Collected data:
* begin *

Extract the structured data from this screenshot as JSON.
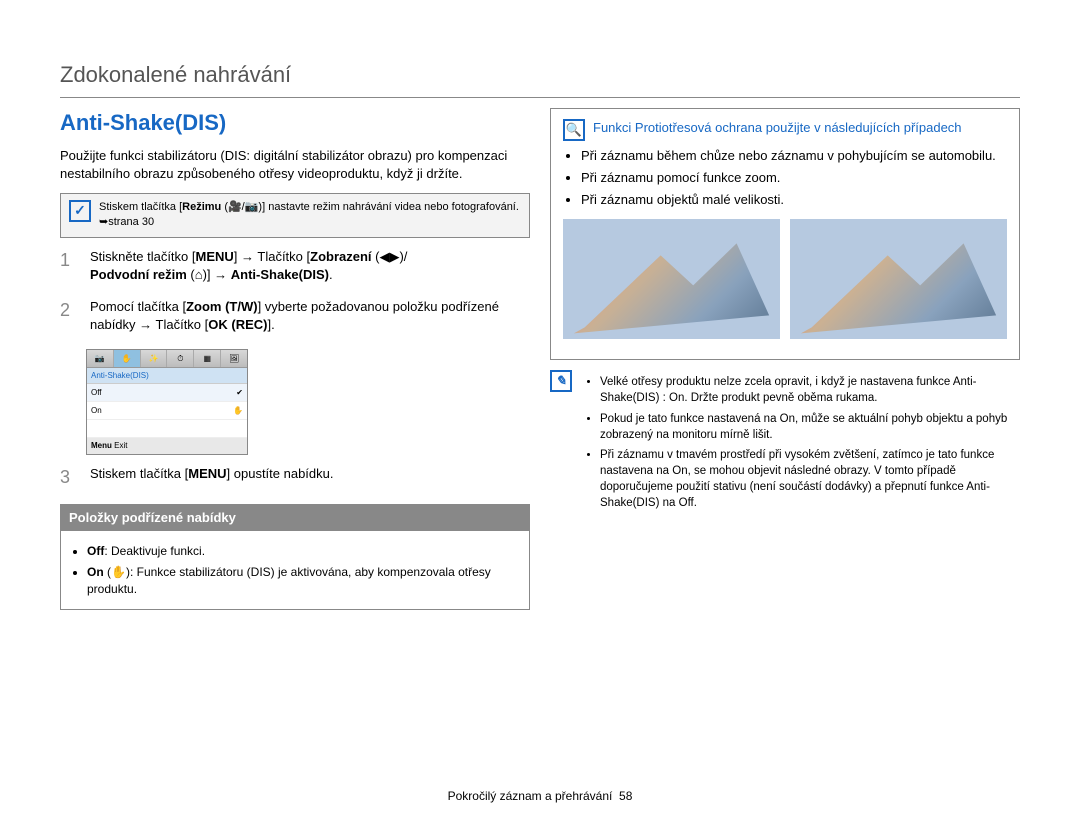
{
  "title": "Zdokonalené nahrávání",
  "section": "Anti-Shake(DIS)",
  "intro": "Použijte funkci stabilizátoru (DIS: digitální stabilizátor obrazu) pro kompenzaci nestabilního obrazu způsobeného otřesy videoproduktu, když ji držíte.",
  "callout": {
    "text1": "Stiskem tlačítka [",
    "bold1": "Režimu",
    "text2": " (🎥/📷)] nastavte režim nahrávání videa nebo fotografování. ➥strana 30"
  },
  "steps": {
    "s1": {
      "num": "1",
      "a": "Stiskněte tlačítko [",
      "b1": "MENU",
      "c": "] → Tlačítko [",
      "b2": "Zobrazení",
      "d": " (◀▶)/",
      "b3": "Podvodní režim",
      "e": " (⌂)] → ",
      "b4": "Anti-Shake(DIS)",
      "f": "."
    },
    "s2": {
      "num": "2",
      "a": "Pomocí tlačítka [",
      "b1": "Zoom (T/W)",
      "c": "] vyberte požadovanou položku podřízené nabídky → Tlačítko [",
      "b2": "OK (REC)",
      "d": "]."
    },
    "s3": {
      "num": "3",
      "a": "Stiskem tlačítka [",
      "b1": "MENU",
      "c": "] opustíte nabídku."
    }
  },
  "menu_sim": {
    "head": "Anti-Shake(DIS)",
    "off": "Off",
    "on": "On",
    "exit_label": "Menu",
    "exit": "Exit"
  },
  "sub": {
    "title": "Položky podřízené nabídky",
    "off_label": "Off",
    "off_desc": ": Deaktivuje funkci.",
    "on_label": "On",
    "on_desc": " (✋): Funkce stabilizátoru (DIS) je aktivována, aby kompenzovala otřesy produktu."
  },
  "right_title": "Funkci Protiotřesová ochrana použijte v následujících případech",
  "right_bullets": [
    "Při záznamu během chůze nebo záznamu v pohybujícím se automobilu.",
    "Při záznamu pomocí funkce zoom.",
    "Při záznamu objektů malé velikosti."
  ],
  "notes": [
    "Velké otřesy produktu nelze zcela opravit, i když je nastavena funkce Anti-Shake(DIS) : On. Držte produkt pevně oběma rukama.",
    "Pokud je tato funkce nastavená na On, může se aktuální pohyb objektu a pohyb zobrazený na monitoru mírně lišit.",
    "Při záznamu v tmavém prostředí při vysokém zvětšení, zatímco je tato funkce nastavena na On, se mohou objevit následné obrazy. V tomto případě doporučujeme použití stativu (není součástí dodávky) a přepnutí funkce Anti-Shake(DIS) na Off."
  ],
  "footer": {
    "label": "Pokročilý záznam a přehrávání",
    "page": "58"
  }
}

* end *
* begin *

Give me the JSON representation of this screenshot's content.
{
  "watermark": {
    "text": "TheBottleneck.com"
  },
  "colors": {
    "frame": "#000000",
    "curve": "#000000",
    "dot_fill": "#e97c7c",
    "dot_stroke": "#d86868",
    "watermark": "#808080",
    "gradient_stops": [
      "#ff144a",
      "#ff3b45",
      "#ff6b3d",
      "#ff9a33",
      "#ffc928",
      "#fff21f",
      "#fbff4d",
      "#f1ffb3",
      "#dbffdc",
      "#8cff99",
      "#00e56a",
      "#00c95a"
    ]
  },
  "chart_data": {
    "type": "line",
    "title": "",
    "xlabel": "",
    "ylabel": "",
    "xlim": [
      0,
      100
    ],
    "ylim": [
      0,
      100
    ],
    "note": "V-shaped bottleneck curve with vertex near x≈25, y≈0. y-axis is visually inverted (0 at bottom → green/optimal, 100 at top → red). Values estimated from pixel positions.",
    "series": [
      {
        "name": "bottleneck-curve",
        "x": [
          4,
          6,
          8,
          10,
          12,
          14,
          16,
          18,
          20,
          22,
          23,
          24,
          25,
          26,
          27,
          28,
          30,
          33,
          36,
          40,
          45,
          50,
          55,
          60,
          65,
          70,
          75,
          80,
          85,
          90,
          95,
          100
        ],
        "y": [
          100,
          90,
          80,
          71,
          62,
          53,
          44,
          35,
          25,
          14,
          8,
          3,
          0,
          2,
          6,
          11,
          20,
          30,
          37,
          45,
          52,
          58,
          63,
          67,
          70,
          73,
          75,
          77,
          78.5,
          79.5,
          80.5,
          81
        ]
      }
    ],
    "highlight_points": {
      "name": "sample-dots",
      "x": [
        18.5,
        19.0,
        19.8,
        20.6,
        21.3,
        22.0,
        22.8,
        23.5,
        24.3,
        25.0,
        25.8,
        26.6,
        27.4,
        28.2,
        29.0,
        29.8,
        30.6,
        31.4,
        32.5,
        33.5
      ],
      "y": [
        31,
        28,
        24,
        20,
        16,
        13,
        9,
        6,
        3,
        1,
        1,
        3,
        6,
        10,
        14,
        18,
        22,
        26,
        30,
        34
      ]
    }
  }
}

* end *
* begin *

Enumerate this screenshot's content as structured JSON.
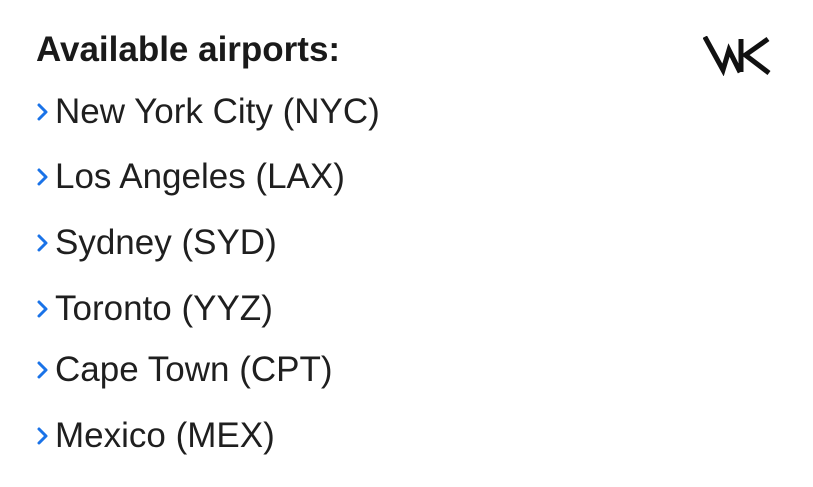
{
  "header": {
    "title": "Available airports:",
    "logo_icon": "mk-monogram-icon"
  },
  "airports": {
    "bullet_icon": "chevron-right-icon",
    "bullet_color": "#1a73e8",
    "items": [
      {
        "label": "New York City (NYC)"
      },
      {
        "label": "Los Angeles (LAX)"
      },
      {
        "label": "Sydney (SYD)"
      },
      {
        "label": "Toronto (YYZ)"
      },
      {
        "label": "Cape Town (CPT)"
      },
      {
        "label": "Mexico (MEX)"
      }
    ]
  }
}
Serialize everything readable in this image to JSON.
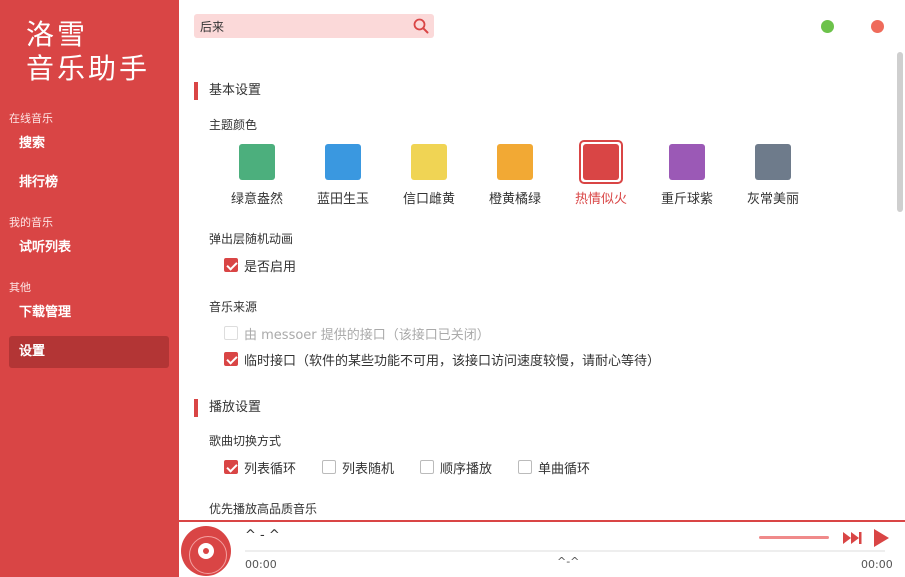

* end *

Skip every picture. Repeat the lines from the one with "Enumerate this screenshot's" through the one with "Serialize everything readable", both ends included.

Enumerate this screenshot's content as structured JSON.
{
  "header": {
    "title": "Available airports:",
    "logo_icon": "mk-monogram-icon"
  },
  "airports": {
    "bullet_icon": "chevron-right-icon",
    "bullet_color": "#1a73e8",
    "items": [
      {
        "label": "New York City (NYC)"
      },
      {
        "label": "Los Angeles (LAX)"
      },
      {
        "label": "Sydney (SYD)"
      },
      {
        "label": "Toronto (YYZ)"
      },
      {
        "label": "Cape Town (CPT)"
      },
      {
        "label": "Mexico (MEX)"
      }
    ]
  }
}
Serialize everything readable in this image to JSON.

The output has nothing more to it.